== Exercise data ==
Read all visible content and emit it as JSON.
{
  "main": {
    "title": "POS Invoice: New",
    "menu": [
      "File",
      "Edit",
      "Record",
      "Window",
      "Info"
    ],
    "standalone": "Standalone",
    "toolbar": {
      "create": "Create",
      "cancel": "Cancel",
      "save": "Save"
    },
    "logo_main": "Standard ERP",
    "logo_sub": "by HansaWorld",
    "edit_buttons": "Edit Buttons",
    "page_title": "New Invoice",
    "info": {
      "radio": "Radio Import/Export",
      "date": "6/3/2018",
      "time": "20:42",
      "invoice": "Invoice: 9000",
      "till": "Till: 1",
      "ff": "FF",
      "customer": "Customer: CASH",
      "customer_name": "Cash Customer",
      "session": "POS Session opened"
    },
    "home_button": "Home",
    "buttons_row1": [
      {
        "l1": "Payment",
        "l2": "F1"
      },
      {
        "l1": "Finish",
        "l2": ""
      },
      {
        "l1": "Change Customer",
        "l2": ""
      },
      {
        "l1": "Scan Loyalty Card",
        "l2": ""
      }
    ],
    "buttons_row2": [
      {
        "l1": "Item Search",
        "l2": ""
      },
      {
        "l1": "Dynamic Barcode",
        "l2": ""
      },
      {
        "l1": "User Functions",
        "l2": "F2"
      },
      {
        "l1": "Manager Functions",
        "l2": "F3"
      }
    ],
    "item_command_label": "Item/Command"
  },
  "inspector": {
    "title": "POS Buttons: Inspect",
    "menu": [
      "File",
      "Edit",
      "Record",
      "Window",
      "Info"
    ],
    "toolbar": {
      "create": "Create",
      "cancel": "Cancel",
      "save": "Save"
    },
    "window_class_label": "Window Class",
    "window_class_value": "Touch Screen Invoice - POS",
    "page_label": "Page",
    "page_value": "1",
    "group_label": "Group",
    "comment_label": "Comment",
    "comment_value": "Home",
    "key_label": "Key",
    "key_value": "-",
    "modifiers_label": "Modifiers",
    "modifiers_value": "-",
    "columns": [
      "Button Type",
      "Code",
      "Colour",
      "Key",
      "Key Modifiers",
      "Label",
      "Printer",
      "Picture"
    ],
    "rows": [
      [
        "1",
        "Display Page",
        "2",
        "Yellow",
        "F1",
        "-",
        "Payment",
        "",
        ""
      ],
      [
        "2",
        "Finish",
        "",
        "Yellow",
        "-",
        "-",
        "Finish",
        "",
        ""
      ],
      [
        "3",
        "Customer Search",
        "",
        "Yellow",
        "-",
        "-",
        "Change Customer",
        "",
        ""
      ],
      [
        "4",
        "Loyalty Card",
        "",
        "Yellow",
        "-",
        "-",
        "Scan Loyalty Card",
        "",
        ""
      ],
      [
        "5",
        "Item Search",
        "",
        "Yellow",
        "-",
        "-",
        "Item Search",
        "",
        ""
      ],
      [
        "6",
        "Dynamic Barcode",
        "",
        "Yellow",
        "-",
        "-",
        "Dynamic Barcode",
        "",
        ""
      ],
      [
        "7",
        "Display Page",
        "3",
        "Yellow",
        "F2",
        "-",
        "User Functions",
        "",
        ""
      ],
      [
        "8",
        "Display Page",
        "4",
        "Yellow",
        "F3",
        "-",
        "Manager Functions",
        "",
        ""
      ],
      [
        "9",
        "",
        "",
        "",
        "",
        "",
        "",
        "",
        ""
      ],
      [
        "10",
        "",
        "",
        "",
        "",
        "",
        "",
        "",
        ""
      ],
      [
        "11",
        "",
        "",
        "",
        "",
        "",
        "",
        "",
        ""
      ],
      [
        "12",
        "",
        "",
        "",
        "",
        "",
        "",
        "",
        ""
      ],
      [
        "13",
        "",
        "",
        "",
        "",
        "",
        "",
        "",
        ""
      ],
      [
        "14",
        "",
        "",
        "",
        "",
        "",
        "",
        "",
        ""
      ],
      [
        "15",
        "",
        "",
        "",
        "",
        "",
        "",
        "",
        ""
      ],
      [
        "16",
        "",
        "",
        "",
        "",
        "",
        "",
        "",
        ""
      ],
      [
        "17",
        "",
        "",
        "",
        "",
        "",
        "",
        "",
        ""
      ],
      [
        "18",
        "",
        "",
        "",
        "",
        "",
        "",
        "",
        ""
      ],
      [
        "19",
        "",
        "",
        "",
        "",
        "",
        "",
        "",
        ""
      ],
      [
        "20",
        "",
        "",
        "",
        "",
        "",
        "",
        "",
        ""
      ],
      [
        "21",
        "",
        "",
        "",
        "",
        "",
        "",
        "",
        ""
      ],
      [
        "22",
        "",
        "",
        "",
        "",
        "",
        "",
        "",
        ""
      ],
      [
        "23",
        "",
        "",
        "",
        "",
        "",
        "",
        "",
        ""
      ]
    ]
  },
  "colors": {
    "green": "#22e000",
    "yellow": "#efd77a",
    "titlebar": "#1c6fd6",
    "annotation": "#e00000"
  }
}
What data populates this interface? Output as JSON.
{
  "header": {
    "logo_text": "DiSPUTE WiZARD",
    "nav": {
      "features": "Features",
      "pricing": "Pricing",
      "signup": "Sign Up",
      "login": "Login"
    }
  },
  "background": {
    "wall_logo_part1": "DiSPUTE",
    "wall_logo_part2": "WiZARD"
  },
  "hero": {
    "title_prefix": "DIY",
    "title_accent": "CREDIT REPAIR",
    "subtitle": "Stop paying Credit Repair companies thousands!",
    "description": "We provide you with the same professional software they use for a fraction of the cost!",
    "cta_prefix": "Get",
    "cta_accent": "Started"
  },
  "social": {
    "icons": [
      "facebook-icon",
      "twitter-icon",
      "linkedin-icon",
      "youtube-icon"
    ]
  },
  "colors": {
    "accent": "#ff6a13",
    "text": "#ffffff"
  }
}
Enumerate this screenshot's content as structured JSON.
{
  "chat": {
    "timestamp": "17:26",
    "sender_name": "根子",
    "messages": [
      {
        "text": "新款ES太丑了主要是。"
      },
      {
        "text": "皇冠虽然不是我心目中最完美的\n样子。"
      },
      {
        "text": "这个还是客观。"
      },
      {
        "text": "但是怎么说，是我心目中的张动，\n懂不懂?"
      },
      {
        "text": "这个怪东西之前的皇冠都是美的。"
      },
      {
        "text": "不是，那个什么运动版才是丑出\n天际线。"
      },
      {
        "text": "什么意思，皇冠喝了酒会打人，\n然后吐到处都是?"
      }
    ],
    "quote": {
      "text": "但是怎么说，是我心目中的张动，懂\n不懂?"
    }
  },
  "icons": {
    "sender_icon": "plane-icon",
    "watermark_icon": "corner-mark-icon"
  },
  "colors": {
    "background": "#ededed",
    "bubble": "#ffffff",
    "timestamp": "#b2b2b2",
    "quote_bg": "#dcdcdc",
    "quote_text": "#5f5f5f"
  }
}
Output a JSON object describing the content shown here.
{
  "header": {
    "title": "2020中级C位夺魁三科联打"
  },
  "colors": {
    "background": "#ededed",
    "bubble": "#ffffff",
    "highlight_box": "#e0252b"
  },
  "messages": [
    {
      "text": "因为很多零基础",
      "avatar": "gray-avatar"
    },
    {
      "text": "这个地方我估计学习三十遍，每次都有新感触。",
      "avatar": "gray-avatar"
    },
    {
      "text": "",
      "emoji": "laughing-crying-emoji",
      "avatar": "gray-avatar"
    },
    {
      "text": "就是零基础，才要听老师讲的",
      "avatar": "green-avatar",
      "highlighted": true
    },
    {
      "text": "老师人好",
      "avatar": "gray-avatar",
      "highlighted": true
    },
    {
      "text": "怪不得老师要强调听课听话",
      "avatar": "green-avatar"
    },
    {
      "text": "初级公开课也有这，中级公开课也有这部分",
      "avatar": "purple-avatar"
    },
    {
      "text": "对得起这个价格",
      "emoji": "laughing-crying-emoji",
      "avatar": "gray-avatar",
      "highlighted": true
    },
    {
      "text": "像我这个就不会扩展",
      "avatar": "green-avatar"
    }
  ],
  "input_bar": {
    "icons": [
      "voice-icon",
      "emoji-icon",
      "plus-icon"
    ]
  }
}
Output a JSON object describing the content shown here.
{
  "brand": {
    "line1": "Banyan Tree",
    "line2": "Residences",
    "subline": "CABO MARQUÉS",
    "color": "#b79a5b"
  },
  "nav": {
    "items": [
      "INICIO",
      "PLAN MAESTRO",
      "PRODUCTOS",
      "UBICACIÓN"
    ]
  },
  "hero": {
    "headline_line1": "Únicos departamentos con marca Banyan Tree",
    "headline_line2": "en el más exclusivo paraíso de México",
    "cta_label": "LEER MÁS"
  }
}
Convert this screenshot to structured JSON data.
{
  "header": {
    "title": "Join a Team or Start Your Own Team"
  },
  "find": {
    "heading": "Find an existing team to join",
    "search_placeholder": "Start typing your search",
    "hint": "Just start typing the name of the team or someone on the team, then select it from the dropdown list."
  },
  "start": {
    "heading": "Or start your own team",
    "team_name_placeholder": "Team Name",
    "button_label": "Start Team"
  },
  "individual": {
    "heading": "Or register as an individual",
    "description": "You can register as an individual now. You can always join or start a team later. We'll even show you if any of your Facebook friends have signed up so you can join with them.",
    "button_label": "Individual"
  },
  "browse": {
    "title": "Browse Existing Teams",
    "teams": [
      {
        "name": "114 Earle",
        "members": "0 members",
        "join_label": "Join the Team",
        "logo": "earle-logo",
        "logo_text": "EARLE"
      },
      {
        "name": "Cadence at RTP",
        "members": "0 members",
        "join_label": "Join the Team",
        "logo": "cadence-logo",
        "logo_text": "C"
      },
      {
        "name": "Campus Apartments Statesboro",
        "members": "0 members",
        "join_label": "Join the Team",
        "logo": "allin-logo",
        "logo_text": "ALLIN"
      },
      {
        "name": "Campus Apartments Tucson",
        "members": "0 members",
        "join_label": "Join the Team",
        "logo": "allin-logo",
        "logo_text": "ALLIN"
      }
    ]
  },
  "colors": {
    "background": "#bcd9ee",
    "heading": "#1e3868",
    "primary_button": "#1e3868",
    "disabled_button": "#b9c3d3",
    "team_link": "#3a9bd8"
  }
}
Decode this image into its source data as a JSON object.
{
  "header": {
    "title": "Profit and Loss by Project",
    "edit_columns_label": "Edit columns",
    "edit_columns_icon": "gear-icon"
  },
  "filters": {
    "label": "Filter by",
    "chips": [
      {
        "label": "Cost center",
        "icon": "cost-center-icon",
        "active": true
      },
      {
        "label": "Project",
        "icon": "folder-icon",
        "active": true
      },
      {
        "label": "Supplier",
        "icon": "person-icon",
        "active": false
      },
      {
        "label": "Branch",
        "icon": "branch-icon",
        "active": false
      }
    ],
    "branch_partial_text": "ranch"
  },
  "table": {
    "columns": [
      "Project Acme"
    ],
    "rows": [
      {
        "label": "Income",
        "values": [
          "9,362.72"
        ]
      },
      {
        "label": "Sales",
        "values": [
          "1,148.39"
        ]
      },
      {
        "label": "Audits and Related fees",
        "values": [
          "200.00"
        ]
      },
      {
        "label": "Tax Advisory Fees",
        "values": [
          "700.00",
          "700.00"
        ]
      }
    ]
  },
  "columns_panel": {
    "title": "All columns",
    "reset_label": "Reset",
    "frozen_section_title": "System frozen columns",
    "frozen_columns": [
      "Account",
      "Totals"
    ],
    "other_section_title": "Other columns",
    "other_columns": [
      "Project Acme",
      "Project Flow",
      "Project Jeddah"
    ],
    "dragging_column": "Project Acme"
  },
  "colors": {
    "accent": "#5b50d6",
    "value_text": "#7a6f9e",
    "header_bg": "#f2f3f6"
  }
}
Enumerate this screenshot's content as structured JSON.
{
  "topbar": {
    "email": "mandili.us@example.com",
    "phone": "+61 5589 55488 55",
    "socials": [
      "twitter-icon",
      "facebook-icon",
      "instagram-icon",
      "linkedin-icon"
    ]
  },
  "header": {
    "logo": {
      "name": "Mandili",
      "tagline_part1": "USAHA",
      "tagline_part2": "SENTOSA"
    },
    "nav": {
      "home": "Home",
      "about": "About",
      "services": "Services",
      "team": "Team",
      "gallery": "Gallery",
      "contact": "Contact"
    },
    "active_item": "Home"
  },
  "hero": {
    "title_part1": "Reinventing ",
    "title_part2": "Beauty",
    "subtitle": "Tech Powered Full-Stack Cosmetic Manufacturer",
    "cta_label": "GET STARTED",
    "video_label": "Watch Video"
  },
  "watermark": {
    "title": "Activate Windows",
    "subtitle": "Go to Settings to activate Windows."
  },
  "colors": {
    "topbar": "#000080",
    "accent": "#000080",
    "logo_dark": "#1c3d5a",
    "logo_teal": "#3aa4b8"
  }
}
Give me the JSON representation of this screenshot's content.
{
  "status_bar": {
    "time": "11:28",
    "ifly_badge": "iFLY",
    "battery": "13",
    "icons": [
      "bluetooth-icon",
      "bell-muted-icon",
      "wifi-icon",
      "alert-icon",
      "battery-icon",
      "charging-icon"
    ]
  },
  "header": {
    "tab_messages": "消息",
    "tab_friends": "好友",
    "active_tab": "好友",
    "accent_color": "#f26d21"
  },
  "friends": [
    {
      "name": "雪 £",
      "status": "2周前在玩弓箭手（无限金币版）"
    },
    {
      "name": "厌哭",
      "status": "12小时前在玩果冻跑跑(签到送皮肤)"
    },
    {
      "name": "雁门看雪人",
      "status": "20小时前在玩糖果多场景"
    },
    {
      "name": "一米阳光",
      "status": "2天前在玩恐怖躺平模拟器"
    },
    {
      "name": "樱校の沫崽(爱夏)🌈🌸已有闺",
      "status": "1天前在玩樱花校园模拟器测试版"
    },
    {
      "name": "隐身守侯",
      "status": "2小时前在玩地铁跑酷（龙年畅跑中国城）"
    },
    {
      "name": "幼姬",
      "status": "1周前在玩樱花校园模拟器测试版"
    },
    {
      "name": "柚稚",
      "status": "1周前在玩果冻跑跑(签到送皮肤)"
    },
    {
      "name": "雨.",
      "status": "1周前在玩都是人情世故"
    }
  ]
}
===
= What is needed =
Every line that holds the string "Acme" should be returned.

= Output for this task =
      "Project Acme"
      "Project Acme",
    "dragging_column": "Project Acme"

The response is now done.